◆ **What is being asked**
Copy out the items word for word, from the start of the items through the line containing "clock-waveform-icon (943, 1247, 999, 1261)", both ends included.

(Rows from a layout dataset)

* Begin *

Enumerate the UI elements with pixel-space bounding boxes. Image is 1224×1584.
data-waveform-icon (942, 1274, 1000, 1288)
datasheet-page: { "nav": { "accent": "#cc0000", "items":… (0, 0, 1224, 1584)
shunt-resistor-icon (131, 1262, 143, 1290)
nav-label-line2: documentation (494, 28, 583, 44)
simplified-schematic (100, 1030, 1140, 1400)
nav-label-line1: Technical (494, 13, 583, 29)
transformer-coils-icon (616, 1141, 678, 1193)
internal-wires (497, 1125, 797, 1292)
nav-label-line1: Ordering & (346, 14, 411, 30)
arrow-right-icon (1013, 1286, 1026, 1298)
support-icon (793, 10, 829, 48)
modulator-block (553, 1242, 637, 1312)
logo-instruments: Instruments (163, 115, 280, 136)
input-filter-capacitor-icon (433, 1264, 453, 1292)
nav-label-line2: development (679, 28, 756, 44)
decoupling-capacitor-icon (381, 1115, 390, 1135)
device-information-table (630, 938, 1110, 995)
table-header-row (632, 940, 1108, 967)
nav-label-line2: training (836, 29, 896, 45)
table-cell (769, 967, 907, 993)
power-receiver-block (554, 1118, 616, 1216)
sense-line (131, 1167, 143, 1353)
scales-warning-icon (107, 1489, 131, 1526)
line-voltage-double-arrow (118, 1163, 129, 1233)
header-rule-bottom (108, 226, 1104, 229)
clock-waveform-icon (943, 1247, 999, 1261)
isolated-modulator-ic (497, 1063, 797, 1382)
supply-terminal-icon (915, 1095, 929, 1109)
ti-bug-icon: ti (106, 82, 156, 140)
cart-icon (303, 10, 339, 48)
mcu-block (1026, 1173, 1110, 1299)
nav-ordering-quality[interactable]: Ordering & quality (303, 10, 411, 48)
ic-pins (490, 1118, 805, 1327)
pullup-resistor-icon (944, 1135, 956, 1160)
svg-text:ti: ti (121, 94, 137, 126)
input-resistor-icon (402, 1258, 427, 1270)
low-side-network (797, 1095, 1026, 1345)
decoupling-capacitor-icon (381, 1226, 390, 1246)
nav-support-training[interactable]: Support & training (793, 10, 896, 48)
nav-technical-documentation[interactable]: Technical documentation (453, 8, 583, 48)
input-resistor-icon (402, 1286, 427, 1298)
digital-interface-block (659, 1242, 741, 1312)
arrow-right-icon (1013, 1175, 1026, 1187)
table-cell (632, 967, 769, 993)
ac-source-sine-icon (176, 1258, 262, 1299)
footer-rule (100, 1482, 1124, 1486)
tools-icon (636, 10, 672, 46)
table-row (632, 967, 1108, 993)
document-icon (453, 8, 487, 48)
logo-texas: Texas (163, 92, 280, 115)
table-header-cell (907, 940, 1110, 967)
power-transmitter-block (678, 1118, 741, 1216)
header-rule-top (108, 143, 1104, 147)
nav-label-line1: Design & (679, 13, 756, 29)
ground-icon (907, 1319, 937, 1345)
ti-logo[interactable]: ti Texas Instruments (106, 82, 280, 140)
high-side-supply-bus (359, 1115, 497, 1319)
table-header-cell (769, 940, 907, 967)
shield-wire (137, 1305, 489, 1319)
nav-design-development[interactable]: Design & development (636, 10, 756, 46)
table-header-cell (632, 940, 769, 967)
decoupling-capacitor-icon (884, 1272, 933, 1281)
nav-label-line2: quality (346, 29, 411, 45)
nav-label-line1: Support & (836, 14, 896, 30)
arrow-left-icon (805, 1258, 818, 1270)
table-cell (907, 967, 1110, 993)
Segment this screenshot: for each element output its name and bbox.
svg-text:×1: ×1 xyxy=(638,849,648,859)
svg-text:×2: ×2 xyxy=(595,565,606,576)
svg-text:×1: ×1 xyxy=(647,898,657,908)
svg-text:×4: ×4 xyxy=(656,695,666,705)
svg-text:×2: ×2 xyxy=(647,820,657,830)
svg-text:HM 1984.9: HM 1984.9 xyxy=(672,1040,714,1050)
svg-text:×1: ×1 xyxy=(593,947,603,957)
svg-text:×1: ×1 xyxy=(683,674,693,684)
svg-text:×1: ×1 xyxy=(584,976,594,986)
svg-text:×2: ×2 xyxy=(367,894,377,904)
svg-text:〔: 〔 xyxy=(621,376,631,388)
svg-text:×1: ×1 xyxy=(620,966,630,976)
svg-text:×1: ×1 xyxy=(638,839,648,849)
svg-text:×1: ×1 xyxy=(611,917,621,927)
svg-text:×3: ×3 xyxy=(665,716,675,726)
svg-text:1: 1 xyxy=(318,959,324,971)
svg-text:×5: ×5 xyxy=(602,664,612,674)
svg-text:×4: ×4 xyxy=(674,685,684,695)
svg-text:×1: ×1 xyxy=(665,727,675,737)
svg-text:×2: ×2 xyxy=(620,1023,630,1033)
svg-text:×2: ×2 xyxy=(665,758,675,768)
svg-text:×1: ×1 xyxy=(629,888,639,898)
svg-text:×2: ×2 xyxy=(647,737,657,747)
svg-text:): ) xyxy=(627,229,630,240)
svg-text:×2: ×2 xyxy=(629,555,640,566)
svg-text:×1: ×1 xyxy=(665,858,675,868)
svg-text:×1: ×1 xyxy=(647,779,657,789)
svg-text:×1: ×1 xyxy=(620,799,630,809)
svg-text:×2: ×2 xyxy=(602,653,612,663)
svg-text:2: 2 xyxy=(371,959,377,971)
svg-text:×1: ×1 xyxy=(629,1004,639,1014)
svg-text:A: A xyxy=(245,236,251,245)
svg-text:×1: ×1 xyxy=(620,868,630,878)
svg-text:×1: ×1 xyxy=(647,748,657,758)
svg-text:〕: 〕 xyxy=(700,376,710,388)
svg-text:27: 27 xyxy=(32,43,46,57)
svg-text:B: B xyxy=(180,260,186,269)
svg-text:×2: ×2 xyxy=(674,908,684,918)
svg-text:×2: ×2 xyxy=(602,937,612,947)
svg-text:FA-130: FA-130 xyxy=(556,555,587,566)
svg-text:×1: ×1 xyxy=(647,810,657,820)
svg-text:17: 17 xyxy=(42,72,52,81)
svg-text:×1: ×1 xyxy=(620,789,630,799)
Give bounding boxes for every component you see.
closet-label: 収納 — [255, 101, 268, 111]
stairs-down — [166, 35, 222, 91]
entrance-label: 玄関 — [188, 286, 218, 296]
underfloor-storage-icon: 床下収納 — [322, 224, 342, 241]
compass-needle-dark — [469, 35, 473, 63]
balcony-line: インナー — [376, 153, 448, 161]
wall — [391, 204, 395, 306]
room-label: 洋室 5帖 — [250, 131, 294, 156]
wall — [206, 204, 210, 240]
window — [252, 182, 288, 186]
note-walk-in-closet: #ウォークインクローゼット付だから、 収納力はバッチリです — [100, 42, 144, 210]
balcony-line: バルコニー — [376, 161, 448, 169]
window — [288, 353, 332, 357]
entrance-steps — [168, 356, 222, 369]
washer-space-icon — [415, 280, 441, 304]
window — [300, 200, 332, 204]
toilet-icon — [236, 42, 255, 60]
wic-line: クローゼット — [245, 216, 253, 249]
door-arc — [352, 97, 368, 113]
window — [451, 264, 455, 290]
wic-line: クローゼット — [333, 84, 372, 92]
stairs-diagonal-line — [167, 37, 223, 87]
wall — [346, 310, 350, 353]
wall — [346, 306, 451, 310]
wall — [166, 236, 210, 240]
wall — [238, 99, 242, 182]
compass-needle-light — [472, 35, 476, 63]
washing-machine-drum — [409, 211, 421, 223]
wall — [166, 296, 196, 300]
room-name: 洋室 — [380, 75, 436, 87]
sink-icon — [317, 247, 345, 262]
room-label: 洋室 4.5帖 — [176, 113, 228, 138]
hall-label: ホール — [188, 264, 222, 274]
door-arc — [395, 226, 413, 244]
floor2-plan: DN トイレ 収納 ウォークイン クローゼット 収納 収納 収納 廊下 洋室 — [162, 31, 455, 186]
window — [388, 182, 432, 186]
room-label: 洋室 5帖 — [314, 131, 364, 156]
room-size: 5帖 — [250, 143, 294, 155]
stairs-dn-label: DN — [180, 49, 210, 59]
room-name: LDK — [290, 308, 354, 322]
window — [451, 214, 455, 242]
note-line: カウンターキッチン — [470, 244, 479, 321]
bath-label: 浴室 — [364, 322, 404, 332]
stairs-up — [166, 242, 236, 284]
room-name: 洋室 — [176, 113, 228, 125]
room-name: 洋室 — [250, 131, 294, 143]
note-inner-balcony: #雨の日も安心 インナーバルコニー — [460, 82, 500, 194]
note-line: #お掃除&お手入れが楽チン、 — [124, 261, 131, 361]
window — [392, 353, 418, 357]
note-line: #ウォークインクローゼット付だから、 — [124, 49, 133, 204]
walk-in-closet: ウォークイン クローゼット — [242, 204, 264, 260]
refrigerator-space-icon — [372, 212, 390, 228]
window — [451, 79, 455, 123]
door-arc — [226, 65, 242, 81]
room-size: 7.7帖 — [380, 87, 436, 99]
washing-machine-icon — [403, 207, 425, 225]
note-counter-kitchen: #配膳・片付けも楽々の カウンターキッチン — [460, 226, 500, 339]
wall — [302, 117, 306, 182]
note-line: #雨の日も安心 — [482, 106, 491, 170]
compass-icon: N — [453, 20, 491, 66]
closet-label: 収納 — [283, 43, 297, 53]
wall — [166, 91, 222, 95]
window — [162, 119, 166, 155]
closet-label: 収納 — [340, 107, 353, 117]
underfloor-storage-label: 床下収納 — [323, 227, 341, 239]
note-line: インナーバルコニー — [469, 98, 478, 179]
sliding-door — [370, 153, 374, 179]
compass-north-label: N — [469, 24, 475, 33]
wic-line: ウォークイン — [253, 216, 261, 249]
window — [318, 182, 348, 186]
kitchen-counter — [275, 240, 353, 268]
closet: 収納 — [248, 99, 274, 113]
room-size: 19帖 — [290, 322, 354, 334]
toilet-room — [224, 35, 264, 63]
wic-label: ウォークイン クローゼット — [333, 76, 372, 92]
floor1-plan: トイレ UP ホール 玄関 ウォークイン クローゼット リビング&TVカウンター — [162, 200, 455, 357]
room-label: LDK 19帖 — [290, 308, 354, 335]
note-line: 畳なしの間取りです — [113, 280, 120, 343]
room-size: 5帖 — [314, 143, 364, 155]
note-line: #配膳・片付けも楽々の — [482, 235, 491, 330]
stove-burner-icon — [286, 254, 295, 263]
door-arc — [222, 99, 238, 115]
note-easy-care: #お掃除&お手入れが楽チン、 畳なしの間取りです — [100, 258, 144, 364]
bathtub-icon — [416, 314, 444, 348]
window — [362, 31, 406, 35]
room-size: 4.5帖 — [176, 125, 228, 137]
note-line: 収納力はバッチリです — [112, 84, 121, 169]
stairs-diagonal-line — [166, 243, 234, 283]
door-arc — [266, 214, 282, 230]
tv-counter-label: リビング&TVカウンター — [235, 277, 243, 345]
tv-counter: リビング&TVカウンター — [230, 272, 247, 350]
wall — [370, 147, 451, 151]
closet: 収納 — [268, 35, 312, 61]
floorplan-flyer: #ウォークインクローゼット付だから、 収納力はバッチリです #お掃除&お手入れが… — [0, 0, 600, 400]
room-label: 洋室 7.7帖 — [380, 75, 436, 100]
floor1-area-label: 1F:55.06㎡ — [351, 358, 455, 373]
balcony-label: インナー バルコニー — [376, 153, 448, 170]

* End *

◆ **Exercise output**
Enumerate the UI elements with pixel-space bounding boxes. Image is 1224×1584.
data-waveform-icon (942, 1274, 1000, 1288)
datasheet-page: { "nav": { "accent": "#cc0000", "items":… (0, 0, 1224, 1584)
shunt-resistor-icon (131, 1262, 143, 1290)
nav-label-line2: documentation (494, 28, 583, 44)
simplified-schematic (100, 1030, 1140, 1400)
nav-label-line1: Technical (494, 13, 583, 29)
transformer-coils-icon (616, 1141, 678, 1193)
internal-wires (497, 1125, 797, 1292)
nav-label-line1: Ordering & (346, 14, 411, 30)
arrow-right-icon (1013, 1286, 1026, 1298)
support-icon (793, 10, 829, 48)
modulator-block (553, 1242, 637, 1312)
logo-instruments: Instruments (163, 115, 280, 136)
input-filter-capacitor-icon (433, 1264, 453, 1292)
nav-label-line2: development (679, 28, 756, 44)
decoupling-capacitor-icon (381, 1115, 390, 1135)
device-information-table (630, 938, 1110, 995)
table-header-row (632, 940, 1108, 967)
nav-label-line2: training (836, 29, 896, 45)
table-cell (769, 967, 907, 993)
power-receiver-block (554, 1118, 616, 1216)
sense-line (131, 1167, 143, 1353)
scales-warning-icon (107, 1489, 131, 1526)
line-voltage-double-arrow (118, 1163, 129, 1233)
header-rule-bottom (108, 226, 1104, 229)
clock-waveform-icon (943, 1247, 999, 1261)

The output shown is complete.